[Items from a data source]
>> Start

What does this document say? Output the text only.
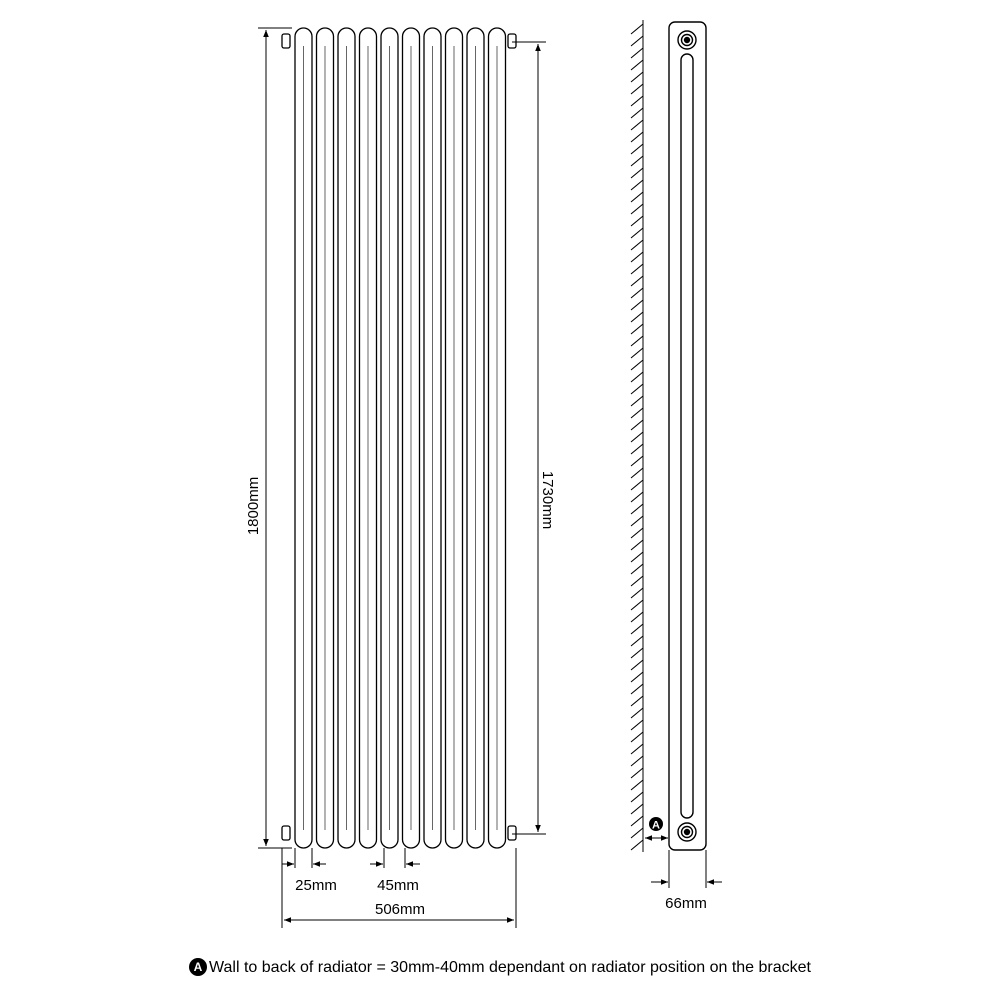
1800mm	1730mm
25mm	45mm
506mm
A
66mm
A Wall to back of radiator = 30mm-40mm dependant on radiator position on the bracket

>> End

GOAL OF THE EXERCISE: Without the pictures, write out the whole listing above exactly as it appears.

WRITTEN RESPONSE:
What does this document say? Output the text only.
1800mm	1730mm
25mm	45mm
506mm
A
66mm
A Wall to back of radiator = 30mm-40mm dependant on radiator position on the bracket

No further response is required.